However, neither team made it. Neither team won its conference. Both teams ended their seasons on two-game losing streaks, including deflating losses in their respective bowl games to also-rans from what are largely considered weak conferences.
Though the attention of the Ohio State fan will now shift to Thad Matta's Buckeyes, in addition to asking serious questions about the direction of our defense under Luke Fickell, this feature will touch on some remaining topics associated with the end of the college football season. Per G.C. Cameron's famous song from the soundtrack to Cooley High, later popularized by Boyz II Men, it's so hard to say goodbye to yesterday.
Yesteryear's Ohio State pass defense, though? No. That can go away forever and never return.
MALFEASANCE OF THE DAY IN THE WORLD OF OHIO STATE FOOTBALL. In case you missed it, Ohio State football made the news circuit yesterday. Neither news item was particularly positive for the image of the program, even if the negative elements are confined to the players or recruits themselves and not Urban Meyer's football program.
The big item of the day was Noah Spence, who we knew was suspended three games, including the Orange Bowl, for testing positive for a substance banned by Big Ten rules. How the suspension was a Big Ten violation, and not the blanket "violation of team rules" for Ohio State or an NCAA violation, was rather curious.

• [MATERIAL PROVIDED]
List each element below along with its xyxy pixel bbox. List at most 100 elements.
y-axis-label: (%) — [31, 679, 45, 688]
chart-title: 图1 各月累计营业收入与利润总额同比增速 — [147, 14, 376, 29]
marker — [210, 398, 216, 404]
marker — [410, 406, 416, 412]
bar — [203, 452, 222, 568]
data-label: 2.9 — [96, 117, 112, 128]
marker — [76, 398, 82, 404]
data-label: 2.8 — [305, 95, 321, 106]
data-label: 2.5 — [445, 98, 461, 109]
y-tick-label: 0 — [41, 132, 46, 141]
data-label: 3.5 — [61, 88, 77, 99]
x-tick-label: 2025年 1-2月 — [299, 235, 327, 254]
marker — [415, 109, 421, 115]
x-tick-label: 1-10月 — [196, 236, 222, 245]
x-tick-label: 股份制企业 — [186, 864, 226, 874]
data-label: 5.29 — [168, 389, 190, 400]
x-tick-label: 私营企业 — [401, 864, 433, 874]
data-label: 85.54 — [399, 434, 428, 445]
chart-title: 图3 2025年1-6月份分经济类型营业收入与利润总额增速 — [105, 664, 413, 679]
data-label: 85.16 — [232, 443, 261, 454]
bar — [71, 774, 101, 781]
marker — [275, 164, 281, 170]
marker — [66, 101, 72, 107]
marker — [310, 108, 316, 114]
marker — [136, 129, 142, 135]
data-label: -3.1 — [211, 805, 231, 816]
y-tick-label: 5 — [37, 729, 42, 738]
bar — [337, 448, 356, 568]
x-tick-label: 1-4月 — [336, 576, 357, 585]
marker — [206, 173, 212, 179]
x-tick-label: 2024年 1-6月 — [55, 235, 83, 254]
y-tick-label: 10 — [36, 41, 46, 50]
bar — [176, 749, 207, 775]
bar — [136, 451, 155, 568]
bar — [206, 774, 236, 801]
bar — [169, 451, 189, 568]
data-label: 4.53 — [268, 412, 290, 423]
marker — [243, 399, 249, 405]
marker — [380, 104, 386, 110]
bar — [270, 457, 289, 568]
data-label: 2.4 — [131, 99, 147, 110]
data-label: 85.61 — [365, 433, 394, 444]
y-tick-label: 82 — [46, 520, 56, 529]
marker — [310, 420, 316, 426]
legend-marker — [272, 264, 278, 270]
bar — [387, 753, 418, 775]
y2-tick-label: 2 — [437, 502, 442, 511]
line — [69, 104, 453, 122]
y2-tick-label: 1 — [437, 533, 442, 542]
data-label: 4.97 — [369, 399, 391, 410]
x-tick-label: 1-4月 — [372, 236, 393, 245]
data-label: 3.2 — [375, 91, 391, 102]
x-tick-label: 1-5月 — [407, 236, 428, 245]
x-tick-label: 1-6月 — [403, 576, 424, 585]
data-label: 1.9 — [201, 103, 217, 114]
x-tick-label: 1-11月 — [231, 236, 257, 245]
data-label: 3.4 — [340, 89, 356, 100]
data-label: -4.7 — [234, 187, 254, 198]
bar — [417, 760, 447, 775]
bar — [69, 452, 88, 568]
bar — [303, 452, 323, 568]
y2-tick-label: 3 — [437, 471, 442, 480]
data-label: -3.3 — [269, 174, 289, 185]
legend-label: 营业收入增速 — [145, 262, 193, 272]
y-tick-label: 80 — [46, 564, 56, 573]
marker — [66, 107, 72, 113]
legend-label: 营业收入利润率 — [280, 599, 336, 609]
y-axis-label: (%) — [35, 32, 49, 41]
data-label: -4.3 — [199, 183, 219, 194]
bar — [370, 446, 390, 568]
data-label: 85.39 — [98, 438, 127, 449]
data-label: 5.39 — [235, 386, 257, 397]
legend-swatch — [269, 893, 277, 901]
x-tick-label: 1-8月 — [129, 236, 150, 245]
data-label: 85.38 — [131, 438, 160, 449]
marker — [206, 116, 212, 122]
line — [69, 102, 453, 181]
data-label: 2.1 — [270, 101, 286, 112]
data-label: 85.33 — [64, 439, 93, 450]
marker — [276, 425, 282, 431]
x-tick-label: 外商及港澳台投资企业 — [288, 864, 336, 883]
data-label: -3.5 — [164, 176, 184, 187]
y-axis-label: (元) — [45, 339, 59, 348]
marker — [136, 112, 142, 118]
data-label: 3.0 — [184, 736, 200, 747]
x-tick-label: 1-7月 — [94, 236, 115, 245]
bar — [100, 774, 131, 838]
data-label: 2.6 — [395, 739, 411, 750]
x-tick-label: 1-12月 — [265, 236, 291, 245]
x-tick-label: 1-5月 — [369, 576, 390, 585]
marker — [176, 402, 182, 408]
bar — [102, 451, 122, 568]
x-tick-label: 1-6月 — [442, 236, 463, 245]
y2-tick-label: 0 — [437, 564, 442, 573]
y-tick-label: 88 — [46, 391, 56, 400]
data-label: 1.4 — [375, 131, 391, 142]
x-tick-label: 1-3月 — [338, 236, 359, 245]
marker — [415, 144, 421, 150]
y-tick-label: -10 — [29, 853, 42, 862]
...
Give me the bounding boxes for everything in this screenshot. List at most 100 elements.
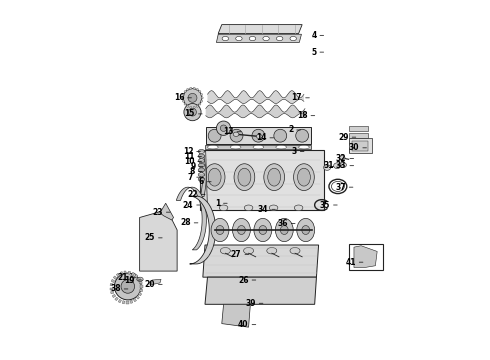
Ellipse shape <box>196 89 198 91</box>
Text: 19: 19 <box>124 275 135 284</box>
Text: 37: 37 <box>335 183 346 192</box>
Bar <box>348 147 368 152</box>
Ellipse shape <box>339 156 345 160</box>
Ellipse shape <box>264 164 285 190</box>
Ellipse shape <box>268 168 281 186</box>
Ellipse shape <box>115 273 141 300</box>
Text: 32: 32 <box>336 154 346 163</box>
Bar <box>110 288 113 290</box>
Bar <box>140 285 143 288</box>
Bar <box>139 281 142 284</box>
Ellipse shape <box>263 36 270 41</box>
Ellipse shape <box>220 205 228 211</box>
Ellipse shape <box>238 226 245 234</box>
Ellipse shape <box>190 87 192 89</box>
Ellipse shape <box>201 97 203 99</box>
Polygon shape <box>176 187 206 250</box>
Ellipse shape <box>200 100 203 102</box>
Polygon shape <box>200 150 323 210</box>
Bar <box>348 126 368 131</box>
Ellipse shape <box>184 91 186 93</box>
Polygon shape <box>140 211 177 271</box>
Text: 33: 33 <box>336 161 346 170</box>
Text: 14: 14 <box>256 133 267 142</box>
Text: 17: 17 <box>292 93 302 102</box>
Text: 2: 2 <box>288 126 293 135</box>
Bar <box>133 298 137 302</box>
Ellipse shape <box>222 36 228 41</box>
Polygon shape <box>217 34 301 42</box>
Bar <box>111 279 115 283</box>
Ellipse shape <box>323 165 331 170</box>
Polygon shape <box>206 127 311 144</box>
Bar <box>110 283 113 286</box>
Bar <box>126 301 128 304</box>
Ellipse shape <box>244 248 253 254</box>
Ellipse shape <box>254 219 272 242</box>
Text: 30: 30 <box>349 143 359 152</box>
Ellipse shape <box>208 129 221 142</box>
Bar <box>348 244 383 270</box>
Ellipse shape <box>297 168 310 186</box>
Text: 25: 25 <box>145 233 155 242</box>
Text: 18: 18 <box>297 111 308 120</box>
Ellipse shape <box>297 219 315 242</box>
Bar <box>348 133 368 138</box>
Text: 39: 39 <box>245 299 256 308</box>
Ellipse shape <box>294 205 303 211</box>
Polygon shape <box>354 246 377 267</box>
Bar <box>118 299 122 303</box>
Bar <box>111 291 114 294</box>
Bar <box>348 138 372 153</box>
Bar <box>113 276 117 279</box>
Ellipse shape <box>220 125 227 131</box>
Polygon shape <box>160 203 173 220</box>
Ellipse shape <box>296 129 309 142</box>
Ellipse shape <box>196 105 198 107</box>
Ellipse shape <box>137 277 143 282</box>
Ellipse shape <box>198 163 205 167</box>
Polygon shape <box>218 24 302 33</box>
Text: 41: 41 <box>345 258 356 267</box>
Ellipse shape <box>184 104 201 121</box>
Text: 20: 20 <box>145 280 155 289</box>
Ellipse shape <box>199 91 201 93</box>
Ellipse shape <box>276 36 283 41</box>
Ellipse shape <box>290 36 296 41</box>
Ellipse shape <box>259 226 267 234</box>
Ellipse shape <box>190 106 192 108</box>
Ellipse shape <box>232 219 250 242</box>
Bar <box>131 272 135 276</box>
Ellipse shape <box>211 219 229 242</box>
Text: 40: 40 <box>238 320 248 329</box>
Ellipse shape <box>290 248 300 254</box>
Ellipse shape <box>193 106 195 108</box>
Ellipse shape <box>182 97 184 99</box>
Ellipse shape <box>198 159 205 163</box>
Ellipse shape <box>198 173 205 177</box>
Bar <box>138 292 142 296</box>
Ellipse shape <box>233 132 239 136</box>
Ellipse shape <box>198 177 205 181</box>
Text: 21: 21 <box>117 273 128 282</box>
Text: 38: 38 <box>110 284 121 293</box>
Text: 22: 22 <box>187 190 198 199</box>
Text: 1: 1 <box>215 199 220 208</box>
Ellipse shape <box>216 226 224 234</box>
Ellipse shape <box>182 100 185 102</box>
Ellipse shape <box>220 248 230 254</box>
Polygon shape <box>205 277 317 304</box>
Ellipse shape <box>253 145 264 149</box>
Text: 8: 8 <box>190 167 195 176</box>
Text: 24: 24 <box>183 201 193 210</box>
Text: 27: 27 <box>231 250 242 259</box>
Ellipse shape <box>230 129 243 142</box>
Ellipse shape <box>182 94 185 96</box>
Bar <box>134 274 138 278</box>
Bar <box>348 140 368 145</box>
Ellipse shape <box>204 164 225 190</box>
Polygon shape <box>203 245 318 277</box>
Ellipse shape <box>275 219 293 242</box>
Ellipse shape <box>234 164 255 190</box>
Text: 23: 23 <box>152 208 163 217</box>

• [GOAL]
Reproduce the Ohio State football commentary in full, word for word, from its first sentence to its last.

• [TASK RESULT]
However, neither team made it. Neither team won its conference. Both teams ended their seasons on two-game losing streaks, including deflating losses in their respective bowl games to also-rans from what are largely considered weak conferences.
Though the attention of the Ohio State fan will now shift to Thad Matta's Buckeyes, in addition to asking serious questions about the direction of our defense under Luke Fickell, this feature will touch on some remaining topics associated with the end of the college football season. Per G.C. Cameron's famous song from the soundtrack to Cooley High, later popularized by Boyz II Men, it's so hard to say goodbye to yesterday.
Yesteryear's Ohio State pass defense, though? No. That can go away forever and never return.
MALFEASANCE OF THE DAY IN THE WORLD OF OHIO STATE FOOTBALL. In case you missed it, Ohio State football made the news circuit yesterday. Neither news item was particularly positive for the image of the program, even if the negative elements are confined to the players or recruits themselves and not Urban Meyer's football program.
The big item of the day was Noah Spence, who we knew was suspended three games, including the Orange Bowl, for testing positive for a substance banned by Big Ten rules. How the suspension was a Big Ten violation, and not the blanket "violation of team rules" for Ohio State or an NCAA violation, was rather curious.